TÂCHES À RÉALISER:
1. Selon le texte sur Leedsichthys, combien de pages de données supplémentaires en ligne accompagnent l’article publié en 2010 dans Science ?
2. Rédigez la suite du texte sur Leedsichthys en partant de sa dernière phrase.

TEXTE À LIRE:
Vue des sillons probablement laissés par un Leedsichthys prélevant du sédiment sur le fond de la mer et maintenant fossilisés dans la carrière de Liesbergmüli, près de Bâle (Liston, 2010).

Voilà ! Le voile d’ignorance recouvrant Leedsichthys problematicus se retire progressivement, mais la présence de ce géant filtreur semble toujours restreinte à une période relativement courte, de quelques millions d’années au Jurassique moyen et supérieur, et ne paraît présenter qu’une expérience évolutive marginale au Mésozoïque. Il y eut bien, comme le montre Jeff dans un article de 2008, des cousins de Leedsichthys de grande taille, tels Asthenocormus et Martillichthys, mais ces géants ne semblaient jamais dépasser le Jurassique. Les choses changèrent lorsqu’en 2010, Matt Friedman et ses collègues, dont Jeff Liston, publièrent un article dans la revue Science dans lequel ils démontrent que des poissons au mode de vie semblable à Leedsichthys, qui comme lui appartiennent à une lignée de poissons osseux nommés Pachycormiformes, ont existé pendant toute la seconde moitié du Mésozoïque, soit environ 100 millions d’années. Ils définissent les nouveaux genres Bonnerichthys et Rhinconichthys et constatent que la répartition de ces animaux était très large, probablement mondiale, ce qui n’a rien d’étonnant si on les compare aux baleines d’aujourd’hui.

A gauche, éléments du squelette de Bonnerichthys, un pachycormiforme du Crétacé supérieur d’Amérique du Nord (Friedman et al 2010)

 

Reconstitution de Bonnerichthys

Comme Jeff avec ses fossiles de Leedsichthys, les auteurs de l’article de 2010 ont passé beaucoup de temps dans les collections des musées à inventorier les restes de ces animaux et dans les bibliothèques à résoudre des problèmes de nomenclature et de synonymie (un énorme travail qui n’apparaît pas dans les 4 pages de l’article de Science mais qui figure, comme c’est de plus en plus souvent le cas, dans les 58 pages de données supplémentaires en ligne qui accompagnent le papier).

MATÉRIEL FOURNI:
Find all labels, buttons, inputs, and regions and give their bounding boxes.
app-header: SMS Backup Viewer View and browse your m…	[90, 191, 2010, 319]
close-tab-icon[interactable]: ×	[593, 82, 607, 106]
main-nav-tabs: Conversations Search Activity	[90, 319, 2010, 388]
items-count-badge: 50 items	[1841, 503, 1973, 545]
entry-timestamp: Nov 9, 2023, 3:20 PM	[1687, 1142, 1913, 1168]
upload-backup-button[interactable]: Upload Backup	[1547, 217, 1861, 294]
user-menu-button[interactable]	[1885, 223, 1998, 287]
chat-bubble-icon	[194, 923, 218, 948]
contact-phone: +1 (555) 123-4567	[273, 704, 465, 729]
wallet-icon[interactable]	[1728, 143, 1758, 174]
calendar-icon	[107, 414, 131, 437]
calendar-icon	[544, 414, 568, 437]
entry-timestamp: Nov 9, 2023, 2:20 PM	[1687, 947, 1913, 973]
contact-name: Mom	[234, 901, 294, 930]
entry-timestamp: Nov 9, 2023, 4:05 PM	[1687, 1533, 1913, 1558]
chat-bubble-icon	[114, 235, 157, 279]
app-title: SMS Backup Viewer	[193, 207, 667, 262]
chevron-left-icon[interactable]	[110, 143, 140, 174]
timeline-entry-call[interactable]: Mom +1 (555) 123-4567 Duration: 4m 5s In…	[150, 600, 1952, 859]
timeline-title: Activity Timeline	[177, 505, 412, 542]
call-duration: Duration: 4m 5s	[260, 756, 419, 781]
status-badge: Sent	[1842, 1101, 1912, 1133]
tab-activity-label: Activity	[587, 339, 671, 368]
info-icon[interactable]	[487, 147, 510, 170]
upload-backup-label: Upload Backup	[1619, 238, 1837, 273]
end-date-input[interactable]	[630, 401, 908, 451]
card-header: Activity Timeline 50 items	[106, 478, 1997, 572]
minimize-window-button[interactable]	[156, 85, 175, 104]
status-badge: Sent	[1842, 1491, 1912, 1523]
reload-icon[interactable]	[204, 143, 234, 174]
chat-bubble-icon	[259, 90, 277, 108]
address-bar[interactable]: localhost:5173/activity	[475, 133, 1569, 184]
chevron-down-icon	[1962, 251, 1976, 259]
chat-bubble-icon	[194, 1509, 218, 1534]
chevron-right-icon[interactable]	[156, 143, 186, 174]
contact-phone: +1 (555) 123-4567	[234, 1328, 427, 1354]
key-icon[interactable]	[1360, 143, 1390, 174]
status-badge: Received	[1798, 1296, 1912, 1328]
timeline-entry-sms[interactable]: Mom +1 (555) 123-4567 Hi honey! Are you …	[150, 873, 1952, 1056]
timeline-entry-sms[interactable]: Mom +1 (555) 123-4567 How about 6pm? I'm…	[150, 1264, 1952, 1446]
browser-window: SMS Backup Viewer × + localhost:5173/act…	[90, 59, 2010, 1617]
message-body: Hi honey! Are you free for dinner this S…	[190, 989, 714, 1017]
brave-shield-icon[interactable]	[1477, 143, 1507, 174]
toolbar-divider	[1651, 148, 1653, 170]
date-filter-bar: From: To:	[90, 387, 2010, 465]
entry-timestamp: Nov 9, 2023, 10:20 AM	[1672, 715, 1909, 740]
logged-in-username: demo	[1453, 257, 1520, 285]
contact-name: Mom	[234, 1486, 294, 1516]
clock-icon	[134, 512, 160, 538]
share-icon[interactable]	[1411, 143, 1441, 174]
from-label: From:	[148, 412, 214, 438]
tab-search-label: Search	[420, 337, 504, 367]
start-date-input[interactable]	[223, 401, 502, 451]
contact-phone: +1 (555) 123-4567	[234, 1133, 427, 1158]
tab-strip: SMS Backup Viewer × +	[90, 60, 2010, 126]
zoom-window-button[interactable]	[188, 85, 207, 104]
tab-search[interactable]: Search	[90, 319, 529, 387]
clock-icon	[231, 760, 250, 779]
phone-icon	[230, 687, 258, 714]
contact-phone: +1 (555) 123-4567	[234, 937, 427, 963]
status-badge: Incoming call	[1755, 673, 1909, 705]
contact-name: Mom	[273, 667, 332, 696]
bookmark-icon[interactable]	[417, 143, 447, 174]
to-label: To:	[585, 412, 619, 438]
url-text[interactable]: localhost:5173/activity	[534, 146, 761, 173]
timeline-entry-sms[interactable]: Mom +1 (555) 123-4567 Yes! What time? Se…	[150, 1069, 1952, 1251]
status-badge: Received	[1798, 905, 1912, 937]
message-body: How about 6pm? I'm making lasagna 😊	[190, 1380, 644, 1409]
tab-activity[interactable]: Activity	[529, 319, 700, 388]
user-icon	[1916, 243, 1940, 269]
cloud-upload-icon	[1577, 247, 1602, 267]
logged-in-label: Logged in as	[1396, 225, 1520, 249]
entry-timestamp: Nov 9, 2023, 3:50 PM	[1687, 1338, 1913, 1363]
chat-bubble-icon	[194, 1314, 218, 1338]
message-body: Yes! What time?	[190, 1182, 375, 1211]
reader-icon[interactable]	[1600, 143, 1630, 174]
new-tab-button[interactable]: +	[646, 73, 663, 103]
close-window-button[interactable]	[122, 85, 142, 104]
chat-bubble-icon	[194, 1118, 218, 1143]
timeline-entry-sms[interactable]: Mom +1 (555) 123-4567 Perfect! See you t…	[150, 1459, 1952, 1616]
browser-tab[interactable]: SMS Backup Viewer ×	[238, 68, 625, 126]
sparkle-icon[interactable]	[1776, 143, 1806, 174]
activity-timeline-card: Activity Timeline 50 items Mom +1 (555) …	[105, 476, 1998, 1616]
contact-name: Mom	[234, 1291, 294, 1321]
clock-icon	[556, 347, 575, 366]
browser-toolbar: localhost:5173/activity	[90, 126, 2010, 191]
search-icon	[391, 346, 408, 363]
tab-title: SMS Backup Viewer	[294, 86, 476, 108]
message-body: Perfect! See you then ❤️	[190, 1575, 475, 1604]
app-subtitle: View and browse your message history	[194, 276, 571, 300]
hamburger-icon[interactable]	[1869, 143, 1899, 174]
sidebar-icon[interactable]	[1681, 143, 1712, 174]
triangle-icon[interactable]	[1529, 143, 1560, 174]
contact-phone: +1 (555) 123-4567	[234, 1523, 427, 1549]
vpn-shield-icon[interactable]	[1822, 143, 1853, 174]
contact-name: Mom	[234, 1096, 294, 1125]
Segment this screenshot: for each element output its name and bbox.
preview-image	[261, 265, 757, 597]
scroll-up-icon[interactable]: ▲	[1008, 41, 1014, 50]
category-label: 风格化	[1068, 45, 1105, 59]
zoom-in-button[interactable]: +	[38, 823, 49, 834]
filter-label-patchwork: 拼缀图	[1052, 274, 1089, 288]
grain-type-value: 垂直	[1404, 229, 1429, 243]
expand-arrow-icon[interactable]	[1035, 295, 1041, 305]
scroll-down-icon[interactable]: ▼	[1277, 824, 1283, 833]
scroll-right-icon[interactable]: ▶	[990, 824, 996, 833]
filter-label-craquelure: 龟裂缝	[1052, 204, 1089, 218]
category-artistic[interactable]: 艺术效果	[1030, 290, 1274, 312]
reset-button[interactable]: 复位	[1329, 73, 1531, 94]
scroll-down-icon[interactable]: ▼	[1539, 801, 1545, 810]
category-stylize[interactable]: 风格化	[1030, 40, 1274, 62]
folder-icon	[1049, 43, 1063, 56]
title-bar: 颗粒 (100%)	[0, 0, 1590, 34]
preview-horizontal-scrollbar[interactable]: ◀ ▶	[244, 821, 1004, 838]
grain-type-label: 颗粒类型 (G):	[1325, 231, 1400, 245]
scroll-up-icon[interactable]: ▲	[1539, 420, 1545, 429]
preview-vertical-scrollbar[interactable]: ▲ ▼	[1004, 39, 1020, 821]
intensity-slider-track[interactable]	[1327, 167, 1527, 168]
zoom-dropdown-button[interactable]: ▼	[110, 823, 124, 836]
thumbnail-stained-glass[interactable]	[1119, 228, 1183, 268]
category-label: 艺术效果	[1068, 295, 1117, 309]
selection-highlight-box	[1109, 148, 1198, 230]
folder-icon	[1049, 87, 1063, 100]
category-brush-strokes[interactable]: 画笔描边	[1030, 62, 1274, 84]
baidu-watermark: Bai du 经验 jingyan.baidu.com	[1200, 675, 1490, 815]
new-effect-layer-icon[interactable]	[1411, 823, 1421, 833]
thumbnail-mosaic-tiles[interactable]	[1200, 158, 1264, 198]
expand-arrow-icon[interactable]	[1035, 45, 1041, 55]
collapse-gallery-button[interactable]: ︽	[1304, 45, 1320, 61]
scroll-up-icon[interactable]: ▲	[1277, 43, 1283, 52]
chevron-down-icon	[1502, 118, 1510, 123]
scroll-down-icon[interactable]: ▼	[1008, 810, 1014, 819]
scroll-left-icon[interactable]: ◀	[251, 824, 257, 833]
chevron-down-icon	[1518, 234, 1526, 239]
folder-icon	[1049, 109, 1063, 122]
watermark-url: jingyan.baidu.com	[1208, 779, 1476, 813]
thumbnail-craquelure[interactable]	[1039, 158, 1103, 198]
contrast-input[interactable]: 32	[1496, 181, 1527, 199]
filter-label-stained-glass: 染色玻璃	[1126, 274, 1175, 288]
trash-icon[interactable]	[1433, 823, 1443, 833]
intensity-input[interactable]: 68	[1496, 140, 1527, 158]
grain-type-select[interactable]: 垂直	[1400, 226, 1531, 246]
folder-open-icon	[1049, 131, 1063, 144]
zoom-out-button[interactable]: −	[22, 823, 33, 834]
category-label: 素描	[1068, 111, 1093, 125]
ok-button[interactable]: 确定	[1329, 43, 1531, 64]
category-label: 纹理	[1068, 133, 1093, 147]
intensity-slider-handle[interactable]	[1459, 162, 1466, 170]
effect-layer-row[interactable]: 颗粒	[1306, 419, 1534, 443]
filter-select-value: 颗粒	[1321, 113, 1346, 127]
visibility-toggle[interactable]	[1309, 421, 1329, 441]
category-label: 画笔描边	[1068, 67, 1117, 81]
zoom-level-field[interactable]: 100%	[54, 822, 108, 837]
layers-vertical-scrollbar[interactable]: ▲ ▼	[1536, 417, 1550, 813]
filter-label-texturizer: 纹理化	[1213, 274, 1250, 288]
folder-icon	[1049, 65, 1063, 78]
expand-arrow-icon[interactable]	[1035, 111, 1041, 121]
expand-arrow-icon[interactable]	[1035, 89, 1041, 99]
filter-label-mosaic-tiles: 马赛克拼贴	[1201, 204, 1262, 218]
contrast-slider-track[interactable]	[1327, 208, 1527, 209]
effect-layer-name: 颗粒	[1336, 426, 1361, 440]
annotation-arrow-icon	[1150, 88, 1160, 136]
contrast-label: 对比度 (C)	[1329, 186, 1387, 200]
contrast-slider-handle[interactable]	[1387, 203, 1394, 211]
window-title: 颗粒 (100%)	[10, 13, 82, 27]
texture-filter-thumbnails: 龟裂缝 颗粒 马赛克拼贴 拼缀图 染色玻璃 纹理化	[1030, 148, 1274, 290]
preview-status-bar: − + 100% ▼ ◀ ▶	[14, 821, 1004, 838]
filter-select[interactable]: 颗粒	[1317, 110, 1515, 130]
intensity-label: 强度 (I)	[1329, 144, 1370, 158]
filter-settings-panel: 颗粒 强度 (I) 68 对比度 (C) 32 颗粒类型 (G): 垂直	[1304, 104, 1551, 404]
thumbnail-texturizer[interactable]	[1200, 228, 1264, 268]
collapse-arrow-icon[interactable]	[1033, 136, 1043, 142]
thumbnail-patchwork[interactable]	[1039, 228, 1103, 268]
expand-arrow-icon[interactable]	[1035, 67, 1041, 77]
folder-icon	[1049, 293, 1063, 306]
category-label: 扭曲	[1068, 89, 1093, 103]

RÉPONSES AUX TÂCHES:
1. 58 pages.

2.
Dans le premier numéro du Journal of Vertebrate Paleontology de 2013, Matt Friedman et ses collègues renouvellent la compresse (note de la rédaction : ceci est une expression suisse-romande qui signifie « en rajoutent une couche ») en décrivant tous les morceaux reconnus d’un de ces genres, Bonnerichthys, qui semble avoir été assez commun dans les mers épicontinentales qui baignaient l’Amérique du Nord au Crétacé supérieur. « Les efforts », de l’aveu même des auteurs, « fournis pour démontrer la vaste distribution géographique et le grand intervalle temporel de Bonnerichthys sont présentés afin que les chercheurs qui étudient les faunes marines du Crétacé supérieur ailleurs dans le monde puissent reconnaître des présences nouvelles de ce genre monotypique au sein de leur matériel ». De la science participative en quelque sorte ! Voilà ! Le mystère de l’absence des filtreurs géants au temps des dinosaures est en partie résolu.

Divers morceaux du poisson-baleine Bonnerichthys gladius avec le spécimen type à gauche, un fragment de nageoire pectorale (Friedman et al 2013).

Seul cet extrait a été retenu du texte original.